_Task goal_. Transcribe the records that follow, preserving every word.

════════════════

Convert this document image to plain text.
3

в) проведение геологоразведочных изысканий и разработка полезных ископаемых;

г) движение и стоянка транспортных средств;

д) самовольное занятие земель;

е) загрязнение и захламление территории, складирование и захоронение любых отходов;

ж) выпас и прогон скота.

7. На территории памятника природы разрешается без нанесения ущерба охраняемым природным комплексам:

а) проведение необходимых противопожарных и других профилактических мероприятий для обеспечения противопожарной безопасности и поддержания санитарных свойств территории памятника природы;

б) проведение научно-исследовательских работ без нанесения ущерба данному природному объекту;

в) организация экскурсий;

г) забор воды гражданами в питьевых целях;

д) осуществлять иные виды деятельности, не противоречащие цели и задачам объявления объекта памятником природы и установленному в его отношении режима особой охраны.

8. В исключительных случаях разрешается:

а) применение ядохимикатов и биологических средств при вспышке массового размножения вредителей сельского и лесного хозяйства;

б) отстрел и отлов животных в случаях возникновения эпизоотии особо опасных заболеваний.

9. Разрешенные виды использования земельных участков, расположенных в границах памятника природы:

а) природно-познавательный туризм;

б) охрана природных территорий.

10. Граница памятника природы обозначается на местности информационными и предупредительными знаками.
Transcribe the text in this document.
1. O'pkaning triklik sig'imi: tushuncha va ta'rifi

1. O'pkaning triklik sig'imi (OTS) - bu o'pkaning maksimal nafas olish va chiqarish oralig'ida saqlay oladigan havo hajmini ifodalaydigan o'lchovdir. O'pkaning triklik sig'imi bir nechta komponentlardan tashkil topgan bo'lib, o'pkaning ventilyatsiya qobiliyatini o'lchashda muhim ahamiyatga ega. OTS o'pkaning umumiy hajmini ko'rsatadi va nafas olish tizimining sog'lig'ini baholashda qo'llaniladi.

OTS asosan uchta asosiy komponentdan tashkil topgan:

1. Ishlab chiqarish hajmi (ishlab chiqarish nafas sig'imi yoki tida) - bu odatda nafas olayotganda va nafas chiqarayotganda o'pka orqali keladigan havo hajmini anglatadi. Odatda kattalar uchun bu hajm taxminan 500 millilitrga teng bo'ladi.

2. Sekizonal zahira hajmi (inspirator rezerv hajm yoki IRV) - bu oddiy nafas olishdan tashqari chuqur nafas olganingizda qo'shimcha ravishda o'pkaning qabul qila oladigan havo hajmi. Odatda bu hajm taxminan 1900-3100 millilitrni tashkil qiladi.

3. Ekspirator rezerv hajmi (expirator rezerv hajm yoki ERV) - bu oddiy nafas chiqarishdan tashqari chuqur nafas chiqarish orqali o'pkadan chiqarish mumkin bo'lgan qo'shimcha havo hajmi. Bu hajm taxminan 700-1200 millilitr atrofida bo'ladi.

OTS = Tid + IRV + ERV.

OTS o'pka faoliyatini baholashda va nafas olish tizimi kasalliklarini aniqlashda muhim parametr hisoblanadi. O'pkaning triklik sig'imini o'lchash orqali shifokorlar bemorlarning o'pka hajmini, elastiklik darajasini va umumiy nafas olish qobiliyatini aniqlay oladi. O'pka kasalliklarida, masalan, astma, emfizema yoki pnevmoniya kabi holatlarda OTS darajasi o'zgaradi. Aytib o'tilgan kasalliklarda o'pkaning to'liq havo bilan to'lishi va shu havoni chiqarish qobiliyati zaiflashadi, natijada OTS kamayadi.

════════════════

_Answer_.
Convert this document image to plain text.
3

в) проведение геологоразведочных изысканий и разработка полезных ископаемых;

г) движение и стоянка транспортных средств;

д) самовольное занятие земель;

е) загрязнение и захламление территории, складирование и захоронение любых отходов;

ж) выпас и прогон скота.

7. На территории памятника природы разрешается без нанесения ущерба охраняемым природным комплексам:

а) проведение необходимых противопожарных и других профилактических мероприятий для обеспечения противопожарной безопасности и поддержания санитарных свойств территории памятника природы;

б) проведение научно-исследовательских работ без нанесения ущерба данному природному объекту;

в) организация экскурсий;

г) забор воды гражданами в питьевых целях;

д) осуществлять иные виды деятельности, не противоречащие цели и задачам объявления объекта памятником природы и установленному в его отношении режима особой охраны.

8. В исключительных случаях разрешается:

а) применение ядохимикатов и биологических средств при вспышке массового размножения вредителей сельского и лесного хозяйства;

б) отстрел и отлов животных в случаях возникновения эпизоотии особо опасных заболеваний.

9. Разрешенные виды использования земельных участков, расположенных в границах памятника природы:

а) природно-познавательный туризм;

б) охрана природных территорий.

10. Граница памятника природы обозначается на местности информационными и предупредительными знаками.
Transcribe the text in this document.
1. O'pkaning triklik sig'imi: tushuncha va ta'rifi

1. O'pkaning triklik sig'imi (OTS) - bu o'pkaning maksimal nafas olish va chiqarish oralig'ida saqlay oladigan havo hajmini ifodalaydigan o'lchovdir. O'pkaning triklik sig'imi bir nechta komponentlardan tashkil topgan bo'lib, o'pkaning ventilyatsiya qobiliyatini o'lchashda muhim ahamiyatga ega. OTS o'pkaning umumiy hajmini ko'rsatadi va nafas olish tizimining sog'lig'ini baholashda qo'llaniladi.

OTS asosan uchta asosiy komponentdan tashkil topgan:

1. Ishlab chiqarish hajmi (ishlab chiqarish nafas sig'imi yoki tida) - bu odatda nafas olayotganda va nafas chiqarayotganda o'pka orqali keladigan havo hajmini anglatadi. Odatda kattalar uchun bu hajm taxminan 500 millilitrga teng bo'ladi.

2. Sekizonal zahira hajmi (inspirator rezerv hajm yoki IRV) - bu oddiy nafas olishdan tashqari chuqur nafas olganingizda qo'shimcha ravishda o'pkaning qabul qila oladigan havo hajmi. Odatda bu hajm taxminan 1900-3100 millilitrni tashkil qiladi.

3. Ekspirator rezerv hajmi (expirator rezerv hajm yoki ERV) - bu oddiy nafas chiqarishdan tashqari chuqur nafas chiqarish orqali o'pkadan chiqarish mumkin bo'lgan qo'shimcha havo hajmi. Bu hajm taxminan 700-1200 millilitr atrofida bo'ladi.

OTS = Tid + IRV + ERV.

OTS o'pka faoliyatini baholashda va nafas olish tizimi kasalliklarini aniqlashda muhim parametr hisoblanadi. O'pkaning triklik sig'imini o'lchash orqali shifokorlar bemorlarning o'pka hajmini, elastiklik darajasini va umumiy nafas olish qobiliyatini aniqlay oladi. O'pka kasalliklarida, masalan, astma, emfizema yoki pnevmoniya kabi holatlarda OTS darajasi o'zgaradi. Aytib o'tilgan kasalliklarda o'pkaning to'liq havo bilan to'lishi va shu havoni chiqarish qobiliyati zaiflashadi, natijada OTS kamayadi.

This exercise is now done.